Information provided:
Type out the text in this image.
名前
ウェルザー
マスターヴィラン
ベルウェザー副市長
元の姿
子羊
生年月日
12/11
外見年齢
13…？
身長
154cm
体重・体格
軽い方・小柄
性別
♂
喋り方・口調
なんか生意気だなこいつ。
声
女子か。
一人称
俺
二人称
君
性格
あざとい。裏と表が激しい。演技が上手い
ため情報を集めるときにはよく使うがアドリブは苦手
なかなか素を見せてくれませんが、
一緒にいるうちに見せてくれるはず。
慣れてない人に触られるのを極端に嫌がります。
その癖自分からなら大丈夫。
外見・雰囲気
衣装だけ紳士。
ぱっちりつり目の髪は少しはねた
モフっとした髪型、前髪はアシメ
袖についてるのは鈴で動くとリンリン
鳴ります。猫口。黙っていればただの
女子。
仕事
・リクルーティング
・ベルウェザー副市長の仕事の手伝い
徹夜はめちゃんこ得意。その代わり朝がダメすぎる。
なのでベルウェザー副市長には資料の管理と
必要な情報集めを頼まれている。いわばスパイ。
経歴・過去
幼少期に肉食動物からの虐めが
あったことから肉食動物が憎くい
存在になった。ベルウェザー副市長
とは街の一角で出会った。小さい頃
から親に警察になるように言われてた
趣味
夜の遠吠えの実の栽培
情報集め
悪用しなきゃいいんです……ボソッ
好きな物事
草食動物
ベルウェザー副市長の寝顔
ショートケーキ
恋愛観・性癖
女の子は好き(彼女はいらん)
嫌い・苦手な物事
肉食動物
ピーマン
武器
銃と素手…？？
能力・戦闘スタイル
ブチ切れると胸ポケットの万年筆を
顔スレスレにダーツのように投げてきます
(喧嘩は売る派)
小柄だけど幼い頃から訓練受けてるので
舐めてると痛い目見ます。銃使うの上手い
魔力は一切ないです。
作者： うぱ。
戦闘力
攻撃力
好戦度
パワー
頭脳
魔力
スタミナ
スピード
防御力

Task objective: Please restate the records in full, word for word.

Response:
Type out the text in this image.
名前
ウェルザー
マスターヴィラン
ベルウェザー副市長
元の姿
子羊
生年月日
12/11
外見年齢
13…？
身長
154cm
体重・体格
軽い方・小柄
性別
♂
喋り方・口調
なんか生意気だなこいつ。
声
女子か。
一人称
俺
二人称
君
性格
あざとい。裏と表が激しい。演技が上手い
ため情報を集めるときにはよく使うがアドリブは苦手
なかなか素を見せてくれませんが、
一緒にいるうちに見せてくれるはず。
慣れてない人に触られるのを極端に嫌がります。
その癖自分からなら大丈夫。
外見・雰囲気
衣装だけ紳士。
ぱっちりつり目の髪は少しはねた
モフっとした髪型、前髪はアシメ
袖についてるのは鈴で動くとリンリン
鳴ります。猫口。黙っていればただの
女子。
仕事
・リクルーティング
・ベルウェザー副市長の仕事の手伝い
徹夜はめちゃんこ得意。その代わり朝がダメすぎる。
なのでベルウェザー副市長には資料の管理と
必要な情報集めを頼まれている。いわばスパイ。
経歴・過去
幼少期に肉食動物からの虐めが
あったことから肉食動物が憎くい
存在になった。ベルウェザー副市長
とは街の一角で出会った。小さい頃
から親に警察になるように言われてた
趣味
夜の遠吠えの実の栽培
情報集め
悪用しなきゃいいんです……ボソッ
好きな物事
草食動物
ベルウェザー副市長の寝顔
ショートケーキ
恋愛観・性癖
女の子は好き(彼女はいらん)
嫌い・苦手な物事
肉食動物
ピーマン
武器
銃と素手…？？
能力・戦闘スタイル
ブチ切れると胸ポケットの万年筆を
顔スレスレにダーツのように投げてきます
(喧嘩は売る派)
小柄だけど幼い頃から訓練受けてるので
舐めてると痛い目見ます。銃使うの上手い
魔力は一切ないです。
作者： うぱ。
戦闘力
攻撃力
好戦度
パワー
頭脳
魔力
スタミナ
スピード
防御力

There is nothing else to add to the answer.